:: Supplied information ::
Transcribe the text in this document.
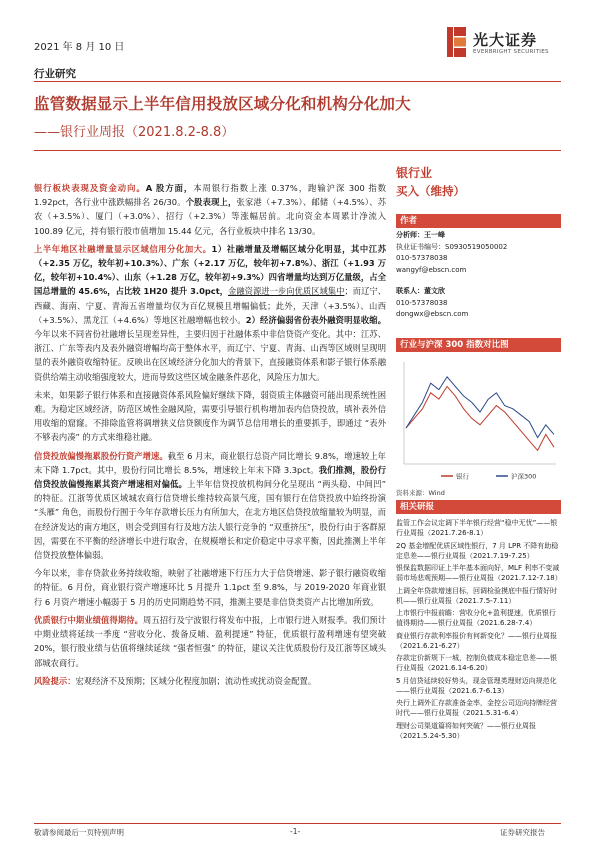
2021 年 8 月 10 日	光大证券
EVERBRIGHT SECURITIES
行业研究
监管数据显示上半年信用投放区域分化和机构分化加大
——银行业周报（2021.8.2-8.8）

银行板块表现及资金动向。A 股方面，本周银行指数上涨 0.37%，跑输沪深 300 指数 1.92pct，各行业中涨跌幅排名 26/30。个股表现上，张家港（+7.3%）、邮储（+4.5%）、苏农（+3.5%）、厦门（+3.0%）、招行（+2.3%）等涨幅居前。北向资金本周累计净流入 100.89 亿元，持有银行股市值增加 15.44 亿元，各行业板块中排名 13/30。

上半年地区社融增量显示区域信用分化加大。1）社融增量及增幅区域分化明显，其中江苏（+2.35 万亿，较年初+10.3%）、广东（+2.17 万亿，较年初+7.8%）、浙江（+1.93 万亿，较年初+10.4%）、山东（+1.28 万亿，较年初+9.3%）四省增量均达到万亿量级，占全国总增量的 45.6%，占比较 1H20 提升 3.0pct，金融资源进一步向优质区域集中；而辽宁、西藏、海南、宁夏、青海五省增量均仅为百亿规模且增幅偏低；此外，天津（+3.5%）、山西（+3.5%）、黑龙江（+4.6%）等地区社融增幅也较小。2）经济偏弱省份表外融资明显收缩。今年以来不同省份社融增长呈现差异性，主要归因于社融体系中非信贷资产变化。其中：江苏、浙江、广东等表内及表外融资增幅均高于整体水平，而辽宁、宁夏、青海、山西等区域则呈现明显的表外融资收缩特征。反映出在区域经济分化加大的背景下，直接融资体系和影子银行体系融资供给端主动收缩强度较大，进而导致这些区域金融条件恶化，风险压力加大。

未来，如果影子银行体系和直接融资体系风险偏好继续下降，弱资质主体融资可能出现系统性困难。为稳定区域经济，防范区域性金融风险，需要引导银行机构增加表内信贷投放，填补表外信用收缩的窟窿。不排除监管将调增狭义信贷额度作为调节总信用增长的重要抓手，即通过 “表外不够表内凑” 的方式来维稳社融。

信贷投放偏慢拖累股份行资产增速。截至 6 月末，商业银行总资产同比增长 9.8%，增速较上年末下降 1.7pct。其中，股份行同比增长 8.5%，增速较上年末下降 3.3pct。我们推测，股份行信贷投放偏慢拖累其资产增速相对偏低。上半年信贷投放机构间分化呈现出 “两头稳、中间凹” 的特征。江浙等优质区域城农商行信贷增长维持较高景气度，国有银行在信贷投放中始终扮演 “头雁” 角色，而股份行囿于今年存款增长压力有所加大，在北方地区信贷投放缩量较为明显，而在经济发达的南方地区，则会受到国有行及地方法人银行竞争的 “双重挤压”，股份行由于客群原因，需要在不平衡的经济增长中进行取舍，在规模增长和定价稳定中寻求平衡，因此推测上半年信贷投放整体偏弱。

今年以来，非存贷款业务持续收缩，映射了社融增速下行压力大于信贷增速、影子银行融资收缩的特征。6 月份，商业银行资产增速环比 5 月提升 1.1pct 至 9.8%，与 2019-2020 年商业银行 6 月资产增速小幅弱于 5 月的历史同期趋势不同，推测主要是非信贷类资产占比增加所致。

优质银行中期业绩值得期待。周五招行及宁波银行将发布中报，上市银行进入财报季。我们预计中期业绩将延续一季度 “营收分化、拨备反哺、盈利提速” 特征，优质银行盈利增速有望突破 20%，银行股业绩与估值将继续延续 “强者恒强” 的特征，建议关注优质股份行及江浙等区域头部城农商行。

风险提示：宏观经济不及预期；区域分化程度加剧；流动性或扰动资金配置。

银行业
买入（维持）
作者
分析师：王一峰
执业证书编号：S0930519050002
010-57378038
wangyf@ebscn.com
联系人：董文欣
010-57378038
dongwx@ebscn.com
行业与沪深 300 指数对比图
银行	沪深300
资料来源：Wind
相关研报
监管工作会议定调下半年银行经营“稳中无忧”——银行业周报（2021.7.26-8.1）
2Q 基金增配优质区域性银行，7 月 LPR 不降有助稳定息差——银行业周报（2021.7.19-7.25）
银保监数据印证上半年基本面向好，MLF 利率不变减弱市场悲观预期——银行业周报（2021.7.12-7.18）
上调全年贷款增速目标，回调检验摸底中报行情好时机——银行业周报（2021.7.5-7.11）
上市银行中报前瞻：营收分化+盈利提速，优质银行值得期待——银行业周报（2021.6.28-7.4）
商业银行存款利率报价有何新变化？——银行业周报（2021.6.21-6.27）
存款定价新规下一城，控制负债成本稳定息差——银行业周报（2021.6.14-6.20）
5 月信贷延续较好势头，现金管理类理财迈向规范化——银行业周报（2021.6.7-6.13）
央行上调外汇存款准备金率，金控公司迈向持牌经营时代——银行业周报（2021.5.31-6.4）
理财公司渠道篇将如何突破？——银行业周报（2021.5.24-5.30）
敬请参阅最后一页特别声明	-1-	证券研究报告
:::
### Your instructions:
Exclude the pictures, and transcribe all of the material exactly.

### Exercise output:
Transcribe the text in this document.
2021 年 8 月 10 日	光大证券
EVERBRIGHT SECURITIES
行业研究
监管数据显示上半年信用投放区域分化和机构分化加大
——银行业周报（2021.8.2-8.8）

银行板块表现及资金动向。A 股方面，本周银行指数上涨 0.37%，跑输沪深 300 指数 1.92pct，各行业中涨跌幅排名 26/30。个股表现上，张家港（+7.3%）、邮储（+4.5%）、苏农（+3.5%）、厦门（+3.0%）、招行（+2.3%）等涨幅居前。北向资金本周累计净流入 100.89 亿元，持有银行股市值增加 15.44 亿元，各行业板块中排名 13/30。

上半年地区社融增量显示区域信用分化加大。1）社融增量及增幅区域分化明显，其中江苏（+2.35 万亿，较年初+10.3%）、广东（+2.17 万亿，较年初+7.8%）、浙江（+1.93 万亿，较年初+10.4%）、山东（+1.28 万亿，较年初+9.3%）四省增量均达到万亿量级，占全国总增量的 45.6%，占比较 1H20 提升 3.0pct，金融资源进一步向优质区域集中；而辽宁、西藏、海南、宁夏、青海五省增量均仅为百亿规模且增幅偏低；此外，天津（+3.5%）、山西（+3.5%）、黑龙江（+4.6%）等地区社融增幅也较小。2）经济偏弱省份表外融资明显收缩。今年以来不同省份社融增长呈现差异性，主要归因于社融体系中非信贷资产变化。其中：江苏、浙江、广东等表内及表外融资增幅均高于整体水平，而辽宁、宁夏、青海、山西等区域则呈现明显的表外融资收缩特征。反映出在区域经济分化加大的背景下，直接融资体系和影子银行体系融资供给端主动收缩强度较大，进而导致这些区域金融条件恶化，风险压力加大。

未来，如果影子银行体系和直接融资体系风险偏好继续下降，弱资质主体融资可能出现系统性困难。为稳定区域经济，防范区域性金融风险，需要引导银行机构增加表内信贷投放，填补表外信用收缩的窟窿。不排除监管将调增狭义信贷额度作为调节总信用增长的重要抓手，即通过 “表外不够表内凑” 的方式来维稳社融。

信贷投放偏慢拖累股份行资产增速。截至 6 月末，商业银行总资产同比增长 9.8%，增速较上年末下降 1.7pct。其中，股份行同比增长 8.5%，增速较上年末下降 3.3pct。我们推测，股份行信贷投放偏慢拖累其资产增速相对偏低。上半年信贷投放机构间分化呈现出 “两头稳、中间凹” 的特征。江浙等优质区域城农商行信贷增长维持较高景气度，国有银行在信贷投放中始终扮演 “头雁” 角色，而股份行囿于今年存款增长压力有所加大，在北方地区信贷投放缩量较为明显，而在经济发达的南方地区，则会受到国有行及地方法人银行竞争的 “双重挤压”，股份行由于客群原因，需要在不平衡的经济增长中进行取舍，在规模增长和定价稳定中寻求平衡，因此推测上半年信贷投放整体偏弱。

今年以来，非存贷款业务持续收缩，映射了社融增速下行压力大于信贷增速、影子银行融资收缩的特征。6 月份，商业银行资产增速环比 5 月提升 1.1pct 至 9.8%，与 2019-2020 年商业银行 6 月资产增速小幅弱于 5 月的历史同期趋势不同，推测主要是非信贷类资产占比增加所致。

优质银行中期业绩值得期待。周五招行及宁波银行将发布中报，上市银行进入财报季。我们预计中期业绩将延续一季度 “营收分化、拨备反哺、盈利提速” 特征，优质银行盈利增速有望突破 20%，银行股业绩与估值将继续延续 “强者恒强” 的特征，建议关注优质股份行及江浙等区域头部城农商行。

风险提示：宏观经济不及预期；区域分化程度加剧；流动性或扰动资金配置。

银行业
买入（维持）
作者
分析师：王一峰
执业证书编号：S0930519050002
010-57378038
wangyf@ebscn.com
联系人：董文欣
010-57378038
dongwx@ebscn.com
行业与沪深 300 指数对比图
银行	沪深300
资料来源：Wind
相关研报
监管工作会议定调下半年银行经营“稳中无忧”——银行业周报（2021.7.26-8.1）
2Q 基金增配优质区域性银行，7 月 LPR 不降有助稳定息差——银行业周报（2021.7.19-7.25）
银保监数据印证上半年基本面向好，MLF 利率不变减弱市场悲观预期——银行业周报（2021.7.12-7.18）
上调全年贷款增速目标，回调检验摸底中报行情好时机——银行业周报（2021.7.5-7.11）
上市银行中报前瞻：营收分化+盈利提速，优质银行值得期待——银行业周报（2021.6.28-7.4）
商业银行存款利率报价有何新变化？——银行业周报（2021.6.21-6.27）
存款定价新规下一城，控制负债成本稳定息差——银行业周报（2021.6.14-6.20）
5 月信贷延续较好势头，现金管理类理财迈向规范化——银行业周报（2021.6.7-6.13）
央行上调外汇存款准备金率，金控公司迈向持牌经营时代——银行业周报（2021.5.31-6.4）
理财公司渠道篇将如何突破？——银行业周报（2021.5.24-5.30）
敬请参阅最后一页特别声明	-1-	证券研究报告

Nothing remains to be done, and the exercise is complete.